→ **PROBLEM TO SOLVE**
Select each line where the word "Commercial" appears.

→ **MATERIAL**
────────

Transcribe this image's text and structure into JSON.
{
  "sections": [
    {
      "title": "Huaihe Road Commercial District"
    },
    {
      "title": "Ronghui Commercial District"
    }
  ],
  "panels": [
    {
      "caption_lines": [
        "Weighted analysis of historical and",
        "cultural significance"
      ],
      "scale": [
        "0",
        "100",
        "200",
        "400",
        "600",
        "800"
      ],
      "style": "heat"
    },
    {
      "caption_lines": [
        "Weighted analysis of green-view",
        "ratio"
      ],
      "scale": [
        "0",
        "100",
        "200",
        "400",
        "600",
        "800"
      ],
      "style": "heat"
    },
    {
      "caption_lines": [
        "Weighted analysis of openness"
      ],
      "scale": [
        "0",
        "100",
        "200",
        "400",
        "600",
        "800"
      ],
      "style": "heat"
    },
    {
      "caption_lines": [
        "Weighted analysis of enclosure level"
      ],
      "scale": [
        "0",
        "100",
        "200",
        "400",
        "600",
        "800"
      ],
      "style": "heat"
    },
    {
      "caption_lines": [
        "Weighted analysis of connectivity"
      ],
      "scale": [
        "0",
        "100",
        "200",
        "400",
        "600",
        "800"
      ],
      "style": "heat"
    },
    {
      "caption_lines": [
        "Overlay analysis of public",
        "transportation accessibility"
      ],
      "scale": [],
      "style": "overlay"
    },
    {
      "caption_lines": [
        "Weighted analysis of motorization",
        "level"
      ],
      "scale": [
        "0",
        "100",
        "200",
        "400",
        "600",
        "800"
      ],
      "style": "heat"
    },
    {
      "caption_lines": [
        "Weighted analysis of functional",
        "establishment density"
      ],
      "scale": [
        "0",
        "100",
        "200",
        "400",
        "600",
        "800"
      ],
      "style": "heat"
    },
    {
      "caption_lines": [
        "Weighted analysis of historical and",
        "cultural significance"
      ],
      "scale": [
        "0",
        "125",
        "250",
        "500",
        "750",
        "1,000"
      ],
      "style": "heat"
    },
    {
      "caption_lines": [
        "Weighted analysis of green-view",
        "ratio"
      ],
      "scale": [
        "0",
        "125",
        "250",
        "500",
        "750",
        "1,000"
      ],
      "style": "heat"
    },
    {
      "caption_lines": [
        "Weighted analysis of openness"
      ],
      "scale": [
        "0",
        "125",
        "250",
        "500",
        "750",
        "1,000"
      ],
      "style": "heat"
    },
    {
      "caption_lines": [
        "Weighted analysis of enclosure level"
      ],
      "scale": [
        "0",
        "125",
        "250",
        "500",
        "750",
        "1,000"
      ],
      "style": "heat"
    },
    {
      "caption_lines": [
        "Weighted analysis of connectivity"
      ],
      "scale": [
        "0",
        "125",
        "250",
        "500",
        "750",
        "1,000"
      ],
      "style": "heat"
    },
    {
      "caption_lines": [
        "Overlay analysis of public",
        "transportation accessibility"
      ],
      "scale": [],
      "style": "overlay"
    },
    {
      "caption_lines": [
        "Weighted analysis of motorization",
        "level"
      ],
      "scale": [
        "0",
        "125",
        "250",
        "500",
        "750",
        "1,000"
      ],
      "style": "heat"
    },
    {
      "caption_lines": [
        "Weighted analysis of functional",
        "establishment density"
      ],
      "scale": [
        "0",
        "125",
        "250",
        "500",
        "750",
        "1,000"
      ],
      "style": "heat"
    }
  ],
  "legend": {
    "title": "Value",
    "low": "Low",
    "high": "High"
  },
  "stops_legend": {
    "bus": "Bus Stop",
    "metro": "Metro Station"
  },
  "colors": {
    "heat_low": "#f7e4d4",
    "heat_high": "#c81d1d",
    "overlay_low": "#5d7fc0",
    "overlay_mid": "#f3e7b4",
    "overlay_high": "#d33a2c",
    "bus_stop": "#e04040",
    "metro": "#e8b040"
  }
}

────────

→ **FULL RESPONSE**
      "title": "Huaihe Road Commercial District"
      "title": "Ronghui Commercial District"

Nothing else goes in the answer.